**The task**:
Determine the number of lines in these entries that hold the word "Prevalenza". Give the number and nothing more.

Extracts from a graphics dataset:
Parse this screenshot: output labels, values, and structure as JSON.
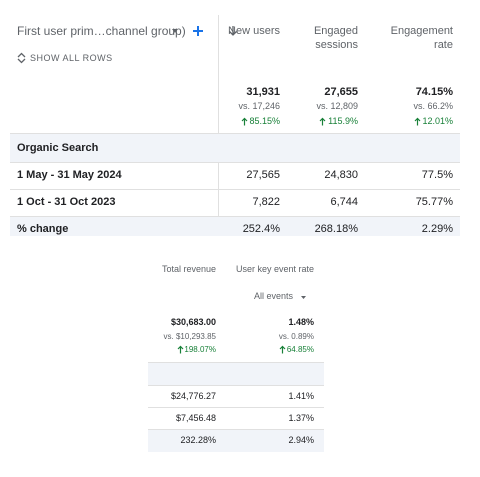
{
  "top_table": {
    "dimension": "First user prim…channel group)",
    "show_all_rows": "SHOW ALL ROWS",
    "columns": [
      "New users",
      "Engaged sessions",
      "Engagement rate"
    ],
    "totals": [
      {
        "value": "31,931",
        "compare": "vs. 17,246",
        "change": "85.15%"
      },
      {
        "value": "27,655",
        "compare": "vs. 12,809",
        "change": "115.9%"
      },
      {
        "value": "74.15%",
        "compare": "vs. 66.2%",
        "change": "12.01%"
      }
    ],
    "segment": "Organic Search",
    "rows": [
      {
        "label": "1 May - 31 May 2024",
        "cells": [
          "27,565",
          "24,830",
          "77.5%"
        ]
      },
      {
        "label": "1 Oct - 31 Oct 2023",
        "cells": [
          "7,822",
          "6,744",
          "75.77%"
        ]
      },
      {
        "label": "% change",
        "cells": [
          "252.4%",
          "268.18%",
          "2.29%"
        ]
      }
    ]
  },
  "bottom_table": {
    "columns": [
      "Total revenue",
      "User key event rate"
    ],
    "event_selector": "All events",
    "totals": [
      {
        "value": "$30,683.00",
        "compare": "vs. $10,293.85",
        "change": "198.07%"
      },
      {
        "value": "1.48%",
        "compare": "vs. 0.89%",
        "change": "64.85%"
      }
    ],
    "rows": [
      [
        "$24,776.27",
        "1.41%"
      ],
      [
        "$7,456.48",
        "1.37%"
      ],
      [
        "232.28%",
        "2.94%"
      ]
    ]
  }
}
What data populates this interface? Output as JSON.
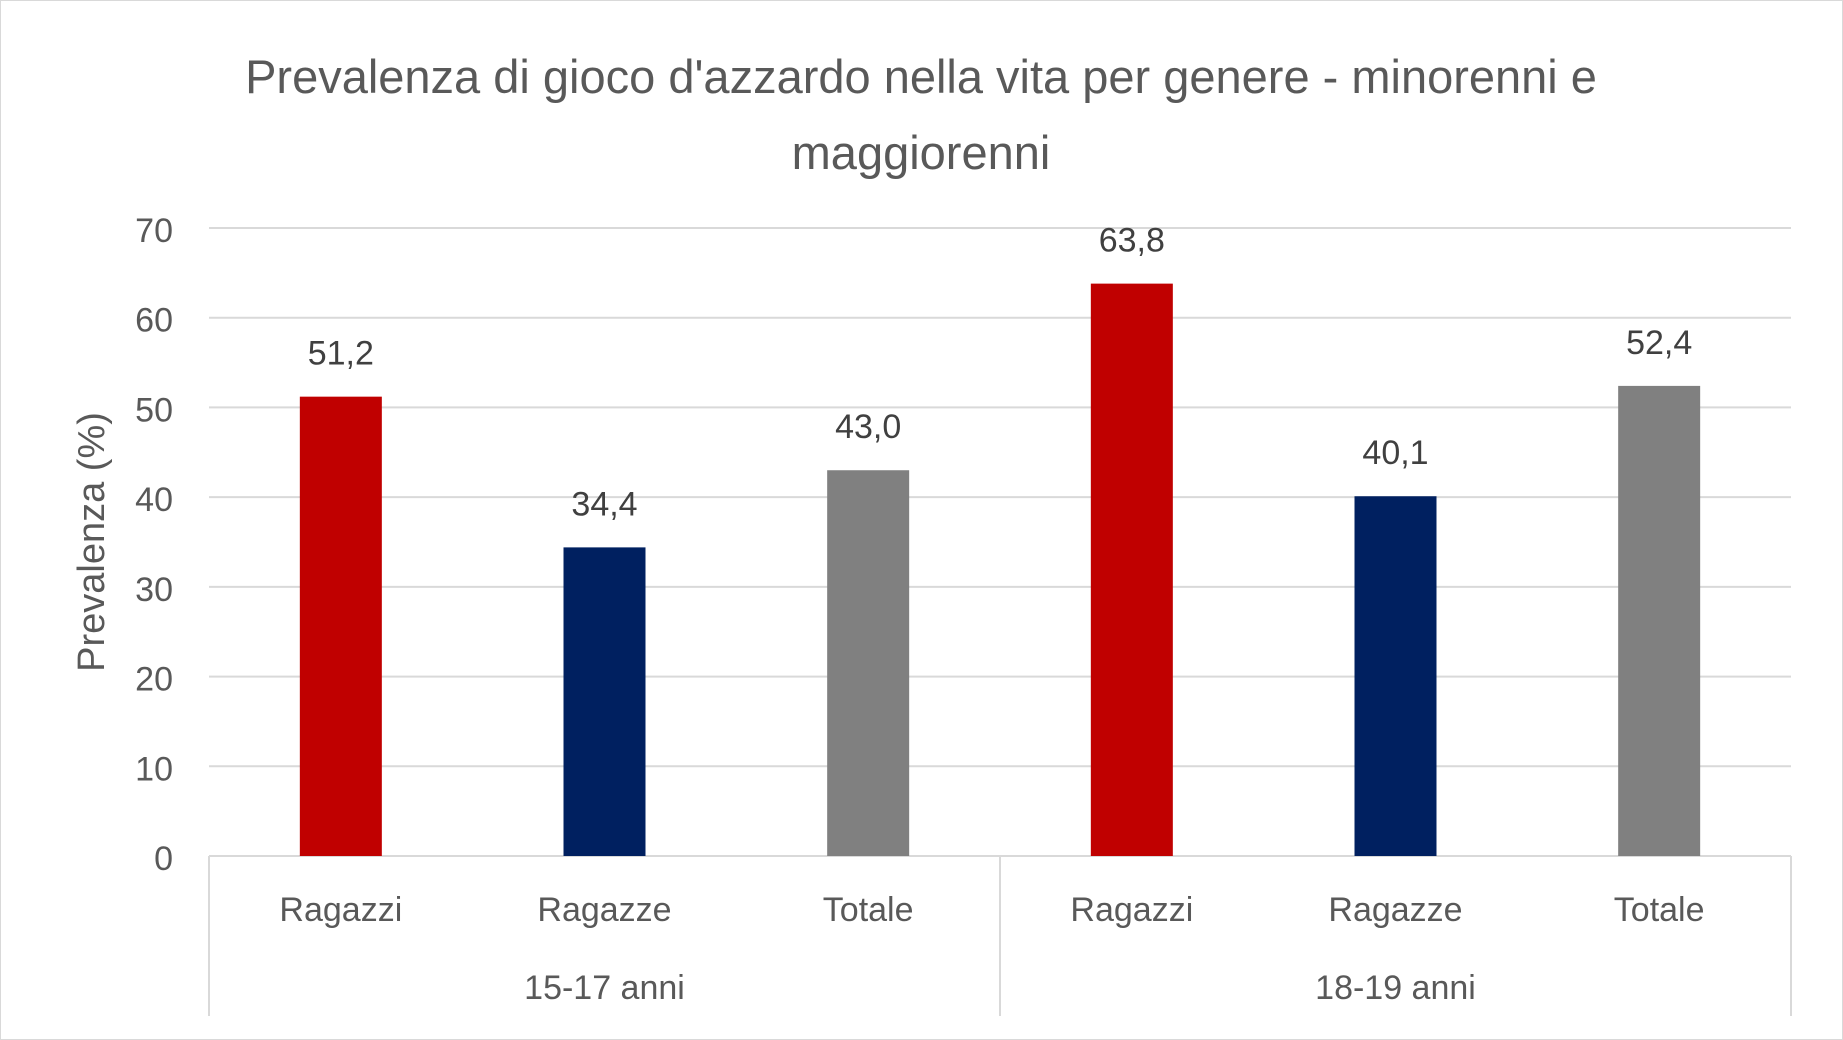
{
  "chart_data": {
    "type": "bar",
    "title": "Prevalenza di gioco d'azzardo nella vita per genere - minorenni e maggiorenni",
    "ylabel": "Prevalenza (%)",
    "xlabel": "",
    "ylim": [
      0,
      70
    ],
    "yticks": [
      0,
      10,
      20,
      30,
      40,
      50,
      60,
      70
    ],
    "grid": true,
    "legend": "none",
    "groups": [
      {
        "label": "15-17 anni",
        "bars": [
          {
            "category": "Ragazzi",
            "value": 51.2,
            "value_label": "51,2",
            "color": "#c00000"
          },
          {
            "category": "Ragazze",
            "value": 34.4,
            "value_label": "34,4",
            "color": "#002060"
          },
          {
            "category": "Totale",
            "value": 43.0,
            "value_label": "43,0",
            "color": "#808080"
          }
        ]
      },
      {
        "label": "18-19 anni",
        "bars": [
          {
            "category": "Ragazzi",
            "value": 63.8,
            "value_label": "63,8",
            "color": "#c00000"
          },
          {
            "category": "Ragazze",
            "value": 40.1,
            "value_label": "40,1",
            "color": "#002060"
          },
          {
            "category": "Totale",
            "value": 52.4,
            "value_label": "52,4",
            "color": "#808080"
          }
        ]
      }
    ]
  },
  "colors": {
    "gridline": "#d9d9d9",
    "axis_text": "#595959",
    "data_label": "#404040"
  }
}
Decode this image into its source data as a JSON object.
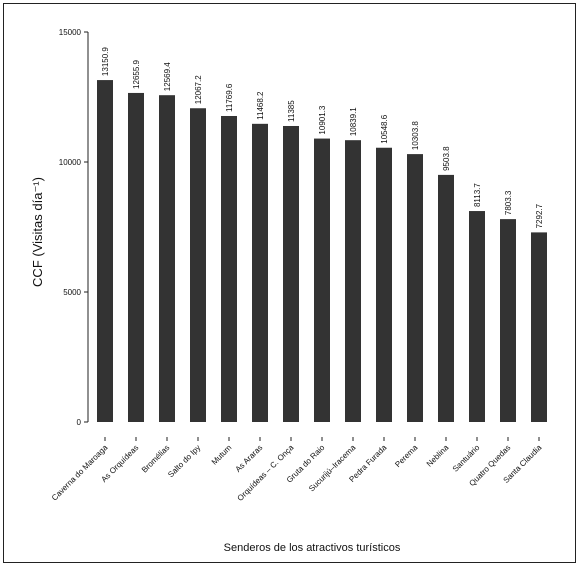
{
  "chart_data": {
    "type": "bar",
    "xlabel": "Senderos de los atractivos turísticos",
    "ylabel": "CCF  (Visitas día⁻¹)",
    "ylim": [
      0,
      15000
    ],
    "yticks": [
      0,
      5000,
      10000,
      15000
    ],
    "grid": false,
    "color": "#333333",
    "categories": [
      "Caverna do Maroaga",
      "As Orquídeas",
      "Bromélias",
      "Salto do Ipy",
      "Mutum",
      "As Araras",
      "Orquídeas – C. Onça",
      "Gruta do Raio",
      "Sucurijú–Iracema",
      "Pedra Furada",
      "Perema",
      "Neblina",
      "Santuário",
      "Quatro Quedas",
      "Santa Claudia"
    ],
    "values": [
      13150.9,
      12655.9,
      12569.4,
      12067.2,
      11769.6,
      11468.2,
      11385,
      10901.3,
      10839.1,
      10548.6,
      10303.8,
      9503.8,
      8113.7,
      7803.3,
      7292.7
    ],
    "value_labels": [
      "13150.9",
      "12655.9",
      "12569.4",
      "12067.2",
      "11769.6",
      "11468.2",
      "11385",
      "10901.3",
      "10839.1",
      "10548.6",
      "10303.8",
      "9503.8",
      "8113.7",
      "7803.3",
      "7292.7"
    ]
  }
}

**Full response**:
2